■ **Short exercise**
Go through the listing and copy every line word for word.

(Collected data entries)
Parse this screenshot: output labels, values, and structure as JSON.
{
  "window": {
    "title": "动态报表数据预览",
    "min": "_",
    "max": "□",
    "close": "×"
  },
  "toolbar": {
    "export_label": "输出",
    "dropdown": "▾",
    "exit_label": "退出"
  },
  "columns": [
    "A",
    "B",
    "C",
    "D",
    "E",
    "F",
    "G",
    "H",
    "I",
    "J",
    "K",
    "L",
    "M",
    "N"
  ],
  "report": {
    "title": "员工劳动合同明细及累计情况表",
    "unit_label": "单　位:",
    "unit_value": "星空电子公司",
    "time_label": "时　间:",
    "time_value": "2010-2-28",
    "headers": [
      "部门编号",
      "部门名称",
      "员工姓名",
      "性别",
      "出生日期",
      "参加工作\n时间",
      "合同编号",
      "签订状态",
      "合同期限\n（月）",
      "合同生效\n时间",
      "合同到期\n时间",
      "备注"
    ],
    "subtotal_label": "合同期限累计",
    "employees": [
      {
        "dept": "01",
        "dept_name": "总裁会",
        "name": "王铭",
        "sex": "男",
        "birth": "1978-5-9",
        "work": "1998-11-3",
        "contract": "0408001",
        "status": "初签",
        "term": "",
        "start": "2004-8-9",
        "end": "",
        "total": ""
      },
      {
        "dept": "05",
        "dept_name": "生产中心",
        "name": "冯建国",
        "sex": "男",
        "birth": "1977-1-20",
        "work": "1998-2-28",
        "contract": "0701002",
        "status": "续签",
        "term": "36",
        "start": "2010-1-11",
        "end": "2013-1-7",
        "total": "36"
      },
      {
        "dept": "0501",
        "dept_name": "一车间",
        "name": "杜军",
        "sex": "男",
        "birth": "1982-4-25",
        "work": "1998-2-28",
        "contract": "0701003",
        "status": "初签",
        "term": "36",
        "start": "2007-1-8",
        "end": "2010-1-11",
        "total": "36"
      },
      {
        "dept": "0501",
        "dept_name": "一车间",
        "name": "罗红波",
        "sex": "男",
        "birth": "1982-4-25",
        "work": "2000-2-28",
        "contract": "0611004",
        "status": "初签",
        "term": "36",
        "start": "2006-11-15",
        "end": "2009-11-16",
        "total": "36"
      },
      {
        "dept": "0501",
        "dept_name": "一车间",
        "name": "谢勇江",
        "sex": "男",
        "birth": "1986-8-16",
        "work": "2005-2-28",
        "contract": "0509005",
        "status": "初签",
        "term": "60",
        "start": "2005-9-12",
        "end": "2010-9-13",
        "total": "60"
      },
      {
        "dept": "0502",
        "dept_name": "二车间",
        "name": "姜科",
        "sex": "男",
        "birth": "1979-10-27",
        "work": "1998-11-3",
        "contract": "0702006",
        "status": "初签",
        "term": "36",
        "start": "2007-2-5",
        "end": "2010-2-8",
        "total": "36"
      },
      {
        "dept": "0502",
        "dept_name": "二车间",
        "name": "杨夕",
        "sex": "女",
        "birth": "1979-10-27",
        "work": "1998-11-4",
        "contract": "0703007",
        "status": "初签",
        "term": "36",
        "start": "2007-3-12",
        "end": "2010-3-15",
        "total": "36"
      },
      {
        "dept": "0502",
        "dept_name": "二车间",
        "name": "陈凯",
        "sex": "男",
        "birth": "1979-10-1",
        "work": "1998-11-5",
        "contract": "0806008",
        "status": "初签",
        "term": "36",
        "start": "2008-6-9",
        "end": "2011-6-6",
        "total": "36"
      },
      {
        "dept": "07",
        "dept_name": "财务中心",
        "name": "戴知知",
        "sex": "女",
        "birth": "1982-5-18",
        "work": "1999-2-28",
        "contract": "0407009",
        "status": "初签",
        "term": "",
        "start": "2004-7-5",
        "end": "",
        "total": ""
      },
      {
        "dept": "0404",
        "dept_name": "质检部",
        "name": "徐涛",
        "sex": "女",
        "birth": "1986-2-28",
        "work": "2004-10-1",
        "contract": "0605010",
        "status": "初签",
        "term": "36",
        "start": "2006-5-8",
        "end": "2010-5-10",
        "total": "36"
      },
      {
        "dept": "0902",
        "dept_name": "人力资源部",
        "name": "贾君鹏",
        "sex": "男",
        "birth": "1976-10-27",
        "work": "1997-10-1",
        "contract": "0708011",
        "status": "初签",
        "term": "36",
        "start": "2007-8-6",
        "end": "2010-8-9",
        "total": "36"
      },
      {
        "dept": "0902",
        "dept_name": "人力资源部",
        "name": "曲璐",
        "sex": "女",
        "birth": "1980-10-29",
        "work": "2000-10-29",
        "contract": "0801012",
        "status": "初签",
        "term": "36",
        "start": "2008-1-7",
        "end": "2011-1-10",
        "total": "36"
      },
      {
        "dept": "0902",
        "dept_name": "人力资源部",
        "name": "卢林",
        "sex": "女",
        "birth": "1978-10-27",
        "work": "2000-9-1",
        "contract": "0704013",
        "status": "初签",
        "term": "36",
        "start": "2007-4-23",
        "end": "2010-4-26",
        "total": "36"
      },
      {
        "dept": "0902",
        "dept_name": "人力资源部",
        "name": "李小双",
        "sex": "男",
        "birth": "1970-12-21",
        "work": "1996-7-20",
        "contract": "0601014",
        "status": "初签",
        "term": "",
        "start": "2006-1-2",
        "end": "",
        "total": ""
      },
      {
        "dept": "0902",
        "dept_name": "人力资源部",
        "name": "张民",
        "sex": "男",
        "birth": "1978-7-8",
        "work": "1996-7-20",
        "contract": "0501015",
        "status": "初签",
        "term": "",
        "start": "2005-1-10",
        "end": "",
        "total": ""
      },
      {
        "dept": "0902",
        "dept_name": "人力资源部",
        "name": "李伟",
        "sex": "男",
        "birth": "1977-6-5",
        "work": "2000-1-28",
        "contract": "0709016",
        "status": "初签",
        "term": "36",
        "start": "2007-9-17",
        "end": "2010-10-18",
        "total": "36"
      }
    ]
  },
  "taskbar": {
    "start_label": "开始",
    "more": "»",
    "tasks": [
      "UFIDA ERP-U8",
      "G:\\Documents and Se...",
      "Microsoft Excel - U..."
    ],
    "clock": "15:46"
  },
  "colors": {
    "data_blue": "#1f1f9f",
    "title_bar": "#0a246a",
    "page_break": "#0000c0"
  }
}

■ **Exercise solution**
Parse this screenshot: output labels, values, and structure as JSON.
{
  "window": {
    "title": "动态报表数据预览",
    "min": "_",
    "max": "□",
    "close": "×"
  },
  "toolbar": {
    "export_label": "输出",
    "dropdown": "▾",
    "exit_label": "退出"
  },
  "columns": [
    "A",
    "B",
    "C",
    "D",
    "E",
    "F",
    "G",
    "H",
    "I",
    "J",
    "K",
    "L",
    "M",
    "N"
  ],
  "report": {
    "title": "员工劳动合同明细及累计情况表",
    "unit_label": "单　位:",
    "unit_value": "星空电子公司",
    "time_label": "时　间:",
    "time_value": "2010-2-28",
    "headers": [
      "部门编号",
      "部门名称",
      "员工姓名",
      "性别",
      "出生日期",
      "参加工作\n时间",
      "合同编号",
      "签订状态",
      "合同期限\n（月）",
      "合同生效\n时间",
      "合同到期\n时间",
      "备注"
    ],
    "subtotal_label": "合同期限累计",
    "employees": [
      {
        "dept": "01",
        "dept_name": "总裁会",
        "name": "王铭",
        "sex": "男",
        "birth": "1978-5-9",
        "work": "1998-11-3",
        "contract": "0408001",
        "status": "初签",
        "term": "",
        "start": "2004-8-9",
        "end": "",
        "total": ""
      },
      {
        "dept": "05",
        "dept_name": "生产中心",
        "name": "冯建国",
        "sex": "男",
        "birth": "1977-1-20",
        "work": "1998-2-28",
        "contract": "0701002",
        "status": "续签",
        "term": "36",
        "start": "2010-1-11",
        "end": "2013-1-7",
        "total": "36"
      },
      {
        "dept": "0501",
        "dept_name": "一车间",
        "name": "杜军",
        "sex": "男",
        "birth": "1982-4-25",
        "work": "1998-2-28",
        "contract": "0701003",
        "status": "初签",
        "term": "36",
        "start": "2007-1-8",
        "end": "2010-1-11",
        "total": "36"
      },
      {
        "dept": "0501",
        "dept_name": "一车间",
        "name": "罗红波",
        "sex": "男",
        "birth": "1982-4-25",
        "work": "2000-2-28",
        "contract": "0611004",
        "status": "初签",
        "term": "36",
        "start": "2006-11-15",
        "end": "2009-11-16",
        "total": "36"
      },
      {
        "dept": "0501",
        "dept_name": "一车间",
        "name": "谢勇江",
        "sex": "男",
        "birth": "1986-8-16",
        "work": "2005-2-28",
        "contract": "0509005",
        "status": "初签",
        "term": "60",
        "start": "2005-9-12",
        "end": "2010-9-13",
        "total": "60"
      },
      {
        "dept": "0502",
        "dept_name": "二车间",
        "name": "姜科",
        "sex": "男",
        "birth": "1979-10-27",
        "work": "1998-11-3",
        "contract": "0702006",
        "status": "初签",
        "term": "36",
        "start": "2007-2-5",
        "end": "2010-2-8",
        "total": "36"
      },
      {
        "dept": "0502",
        "dept_name": "二车间",
        "name": "杨夕",
        "sex": "女",
        "birth": "1979-10-27",
        "work": "1998-11-4",
        "contract": "0703007",
        "status": "初签",
        "term": "36",
        "start": "2007-3-12",
        "end": "2010-3-15",
        "total": "36"
      },
      {
        "dept": "0502",
        "dept_name": "二车间",
        "name": "陈凯",
        "sex": "男",
        "birth": "1979-10-1",
        "work": "1998-11-5",
        "contract": "0806008",
        "status": "初签",
        "term": "36",
        "start": "2008-6-9",
        "end": "2011-6-6",
        "total": "36"
      },
      {
        "dept": "07",
        "dept_name": "财务中心",
        "name": "戴知知",
        "sex": "女",
        "birth": "1982-5-18",
        "work": "1999-2-28",
        "contract": "0407009",
        "status": "初签",
        "term": "",
        "start": "2004-7-5",
        "end": "",
        "total": ""
      },
      {
        "dept": "0404",
        "dept_name": "质检部",
        "name": "徐涛",
        "sex": "女",
        "birth": "1986-2-28",
        "work": "2004-10-1",
        "contract": "0605010",
        "status": "初签",
        "term": "36",
        "start": "2006-5-8",
        "end": "2010-5-10",
        "total": "36"
      },
      {
        "dept": "0902",
        "dept_name": "人力资源部",
        "name": "贾君鹏",
        "sex": "男",
        "birth": "1976-10-27",
        "work": "1997-10-1",
        "contract": "0708011",
        "status": "初签",
        "term": "36",
        "start": "2007-8-6",
        "end": "2010-8-9",
        "total": "36"
      },
      {
        "dept": "0902",
        "dept_name": "人力资源部",
        "name": "曲璐",
        "sex": "女",
        "birth": "1980-10-29",
        "work": "2000-10-29",
        "contract": "0801012",
        "status": "初签",
        "term": "36",
        "start": "2008-1-7",
        "end": "2011-1-10",
        "total": "36"
      },
      {
        "dept": "0902",
        "dept_name": "人力资源部",
        "name": "卢林",
        "sex": "女",
        "birth": "1978-10-27",
        "work": "2000-9-1",
        "contract": "0704013",
        "status": "初签",
        "term": "36",
        "start": "2007-4-23",
        "end": "2010-4-26",
        "total": "36"
      },
      {
        "dept": "0902",
        "dept_name": "人力资源部",
        "name": "李小双",
        "sex": "男",
        "birth": "1970-12-21",
        "work": "1996-7-20",
        "contract": "0601014",
        "status": "初签",
        "term": "",
        "start": "2006-1-2",
        "end": "",
        "total": ""
      },
      {
        "dept": "0902",
        "dept_name": "人力资源部",
        "name": "张民",
        "sex": "男",
        "birth": "1978-7-8",
        "work": "1996-7-20",
        "contract": "0501015",
        "status": "初签",
        "term": "",
        "start": "2005-1-10",
        "end": "",
        "total": ""
      },
      {
        "dept": "0902",
        "dept_name": "人力资源部",
        "name": "李伟",
        "sex": "男",
        "birth": "1977-6-5",
        "work": "2000-1-28",
        "contract": "0709016",
        "status": "初签",
        "term": "36",
        "start": "2007-9-17",
        "end": "2010-10-18",
        "total": "36"
      }
    ]
  },
  "taskbar": {
    "start_label": "开始",
    "more": "»",
    "tasks": [
      "UFIDA ERP-U8",
      "G:\\Documents and Se...",
      "Microsoft Excel - U..."
    ],
    "clock": "15:46"
  },
  "colors": {
    "data_blue": "#1f1f9f",
    "title_bar": "#0a246a",
    "page_break": "#0000c0"
  }
}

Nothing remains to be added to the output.